GIVEN INSTRUCTION: Below is a block of records; reproduce all of them exactly and leave out any pictures.

DATA LINES:
((

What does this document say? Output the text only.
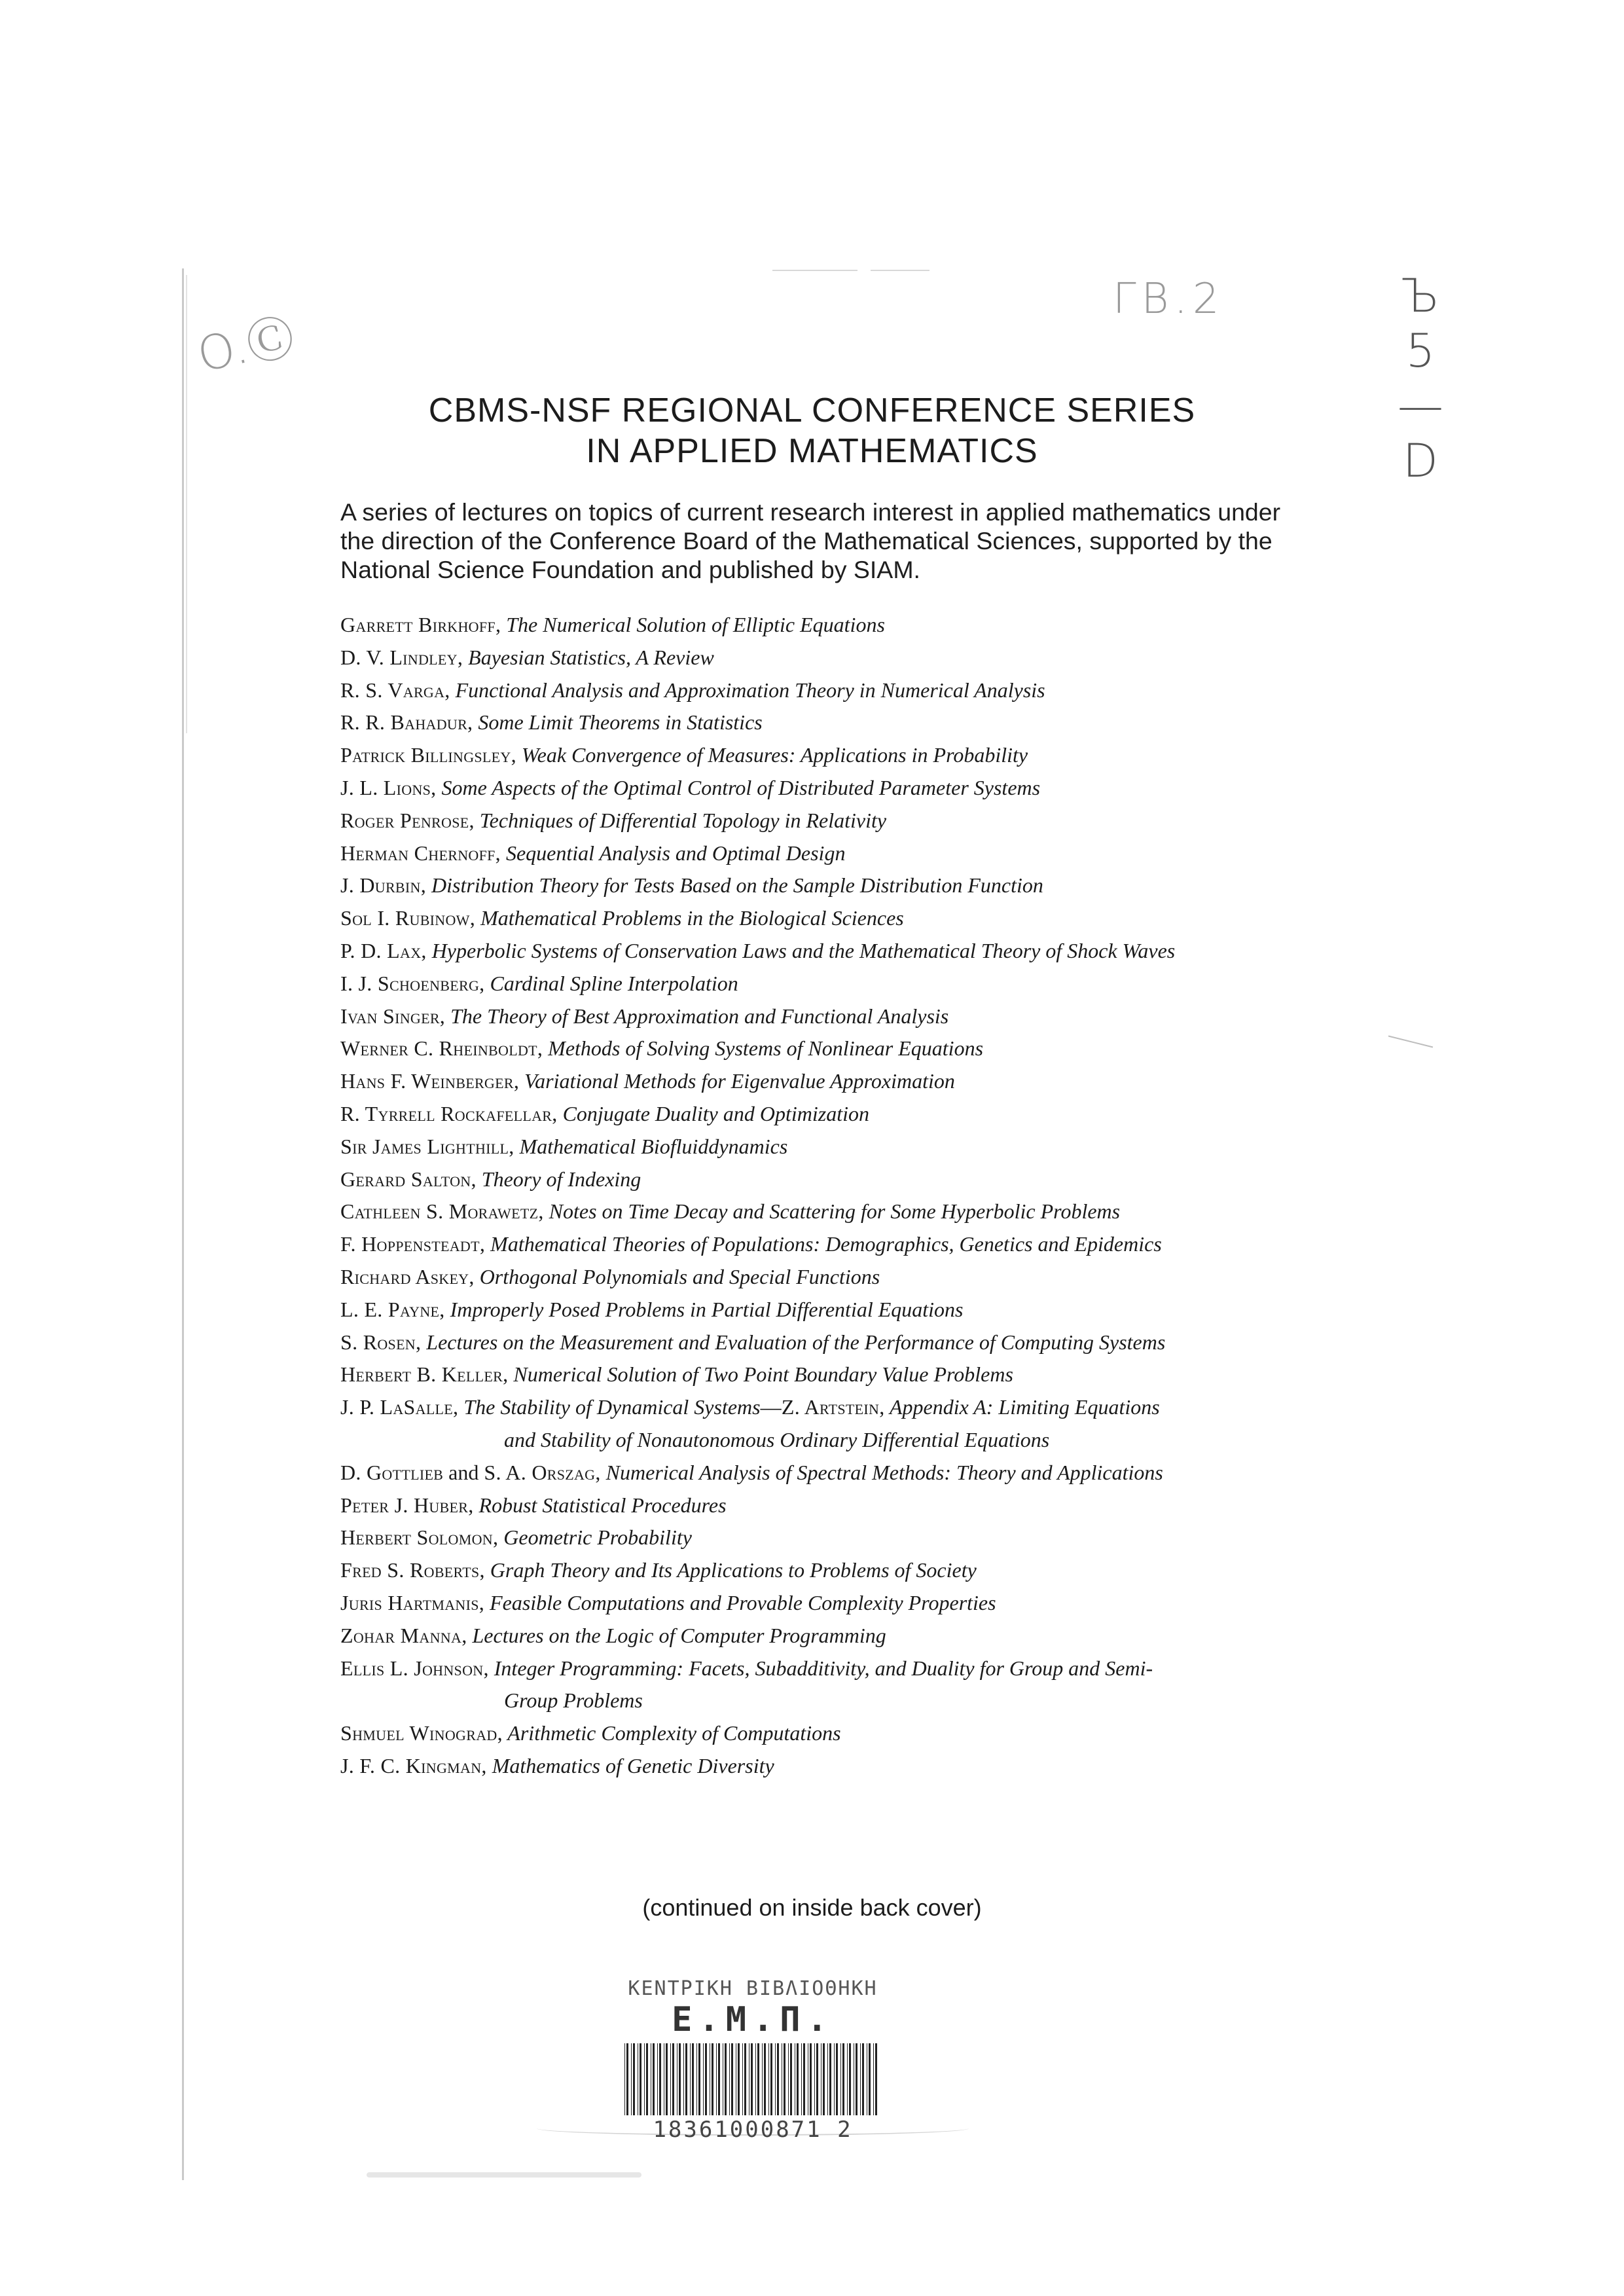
O.Ⓒ
ΓΒ.2	Ъ
5
—
D
CBMS-NSF REGIONAL CONFERENCE SERIES
IN APPLIED MATHEMATICS
A series of lectures on topics of current research interest in applied mathematics under the direction of the Conference Board of the Mathematical Sciences, supported by the National Science Foundation and published by SIAM.
Garrett Birkhoff, The Numerical Solution of Elliptic Equations
D. V. Lindley, Bayesian Statistics, A Review
R. S. Varga, Functional Analysis and Approximation Theory in Numerical Analysis
R. R. Bahadur, Some Limit Theorems in Statistics
Patrick Billingsley, Weak Convergence of Measures: Applications in Probability
J. L. Lions, Some Aspects of the Optimal Control of Distributed Parameter Systems
Roger Penrose, Techniques of Differential Topology in Relativity
Herman Chernoff, Sequential Analysis and Optimal Design
J. Durbin, Distribution Theory for Tests Based on the Sample Distribution Function
Sol I. Rubinow, Mathematical Problems in the Biological Sciences
P. D. Lax, Hyperbolic Systems of Conservation Laws and the Mathematical Theory of Shock Waves
I. J. Schoenberg, Cardinal Spline Interpolation
Ivan Singer, The Theory of Best Approximation and Functional Analysis
Werner C. Rheinboldt, Methods of Solving Systems of Nonlinear Equations
Hans F. Weinberger, Variational Methods for Eigenvalue Approximation
R. Tyrrell Rockafellar, Conjugate Duality and Optimization
Sir James Lighthill, Mathematical Biofluiddynamics
Gerard Salton, Theory of Indexing
Cathleen S. Morawetz, Notes on Time Decay and Scattering for Some Hyperbolic Problems
F. Hoppensteadt, Mathematical Theories of Populations: Demographics, Genetics and Epidemics
Richard Askey, Orthogonal Polynomials and Special Functions
L. E. Payne, Improperly Posed Problems in Partial Differential Equations
S. Rosen, Lectures on the Measurement and Evaluation of the Performance of Computing Systems
Herbert B. Keller, Numerical Solution of Two Point Boundary Value Problems
J. P. LaSalle, The Stability of Dynamical Systems—Z. Artstein, Appendix A: Limiting Equations
and Stability of Nonautonomous Ordinary Differential Equations
D. Gottlieb and S. A. Orszag, Numerical Analysis of Spectral Methods: Theory and Applications
Peter J. Huber, Robust Statistical Procedures
Herbert Solomon, Geometric Probability
Fred S. Roberts, Graph Theory and Its Applications to Problems of Society
Juris Hartmanis, Feasible Computations and Provable Complexity Properties
Zohar Manna, Lectures on the Logic of Computer Programming
Ellis L. Johnson, Integer Programming: Facets, Subadditivity, and Duality for Group and Semi-
Group Problems
Shmuel Winograd, Arithmetic Complexity of Computations
J. F. C. Kingman, Mathematics of Genetic Diversity
(continued on inside back cover)
KENTPIKH BIBΛIOΘHKH
E.M.Π.
18361000871 2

))

SOLUTION TO THE EXERCISE:
What does this document say? Output the text only.
O.Ⓒ
ΓΒ.2	Ъ
5
—
D
CBMS-NSF REGIONAL CONFERENCE SERIES
IN APPLIED MATHEMATICS
A series of lectures on topics of current research interest in applied mathematics under the direction of the Conference Board of the Mathematical Sciences, supported by the National Science Foundation and published by SIAM.
Garrett Birkhoff, The Numerical Solution of Elliptic Equations
D. V. Lindley, Bayesian Statistics, A Review
R. S. Varga, Functional Analysis and Approximation Theory in Numerical Analysis
R. R. Bahadur, Some Limit Theorems in Statistics
Patrick Billingsley, Weak Convergence of Measures: Applications in Probability
J. L. Lions, Some Aspects of the Optimal Control of Distributed Parameter Systems
Roger Penrose, Techniques of Differential Topology in Relativity
Herman Chernoff, Sequential Analysis and Optimal Design
J. Durbin, Distribution Theory for Tests Based on the Sample Distribution Function
Sol I. Rubinow, Mathematical Problems in the Biological Sciences
P. D. Lax, Hyperbolic Systems of Conservation Laws and the Mathematical Theory of Shock Waves
I. J. Schoenberg, Cardinal Spline Interpolation
Ivan Singer, The Theory of Best Approximation and Functional Analysis
Werner C. Rheinboldt, Methods of Solving Systems of Nonlinear Equations
Hans F. Weinberger, Variational Methods for Eigenvalue Approximation
R. Tyrrell Rockafellar, Conjugate Duality and Optimization
Sir James Lighthill, Mathematical Biofluiddynamics
Gerard Salton, Theory of Indexing
Cathleen S. Morawetz, Notes on Time Decay and Scattering for Some Hyperbolic Problems
F. Hoppensteadt, Mathematical Theories of Populations: Demographics, Genetics and Epidemics
Richard Askey, Orthogonal Polynomials and Special Functions
L. E. Payne, Improperly Posed Problems in Partial Differential Equations
S. Rosen, Lectures on the Measurement and Evaluation of the Performance of Computing Systems
Herbert B. Keller, Numerical Solution of Two Point Boundary Value Problems
J. P. LaSalle, The Stability of Dynamical Systems—Z. Artstein, Appendix A: Limiting Equations
and Stability of Nonautonomous Ordinary Differential Equations
D. Gottlieb and S. A. Orszag, Numerical Analysis of Spectral Methods: Theory and Applications
Peter J. Huber, Robust Statistical Procedures
Herbert Solomon, Geometric Probability
Fred S. Roberts, Graph Theory and Its Applications to Problems of Society
Juris Hartmanis, Feasible Computations and Provable Complexity Properties
Zohar Manna, Lectures on the Logic of Computer Programming
Ellis L. Johnson, Integer Programming: Facets, Subadditivity, and Duality for Group and Semi-
Group Problems
Shmuel Winograd, Arithmetic Complexity of Computations
J. F. C. Kingman, Mathematics of Genetic Diversity
(continued on inside back cover)
KENTPIKH BIBΛIOΘHKH
E.M.Π.
18361000871 2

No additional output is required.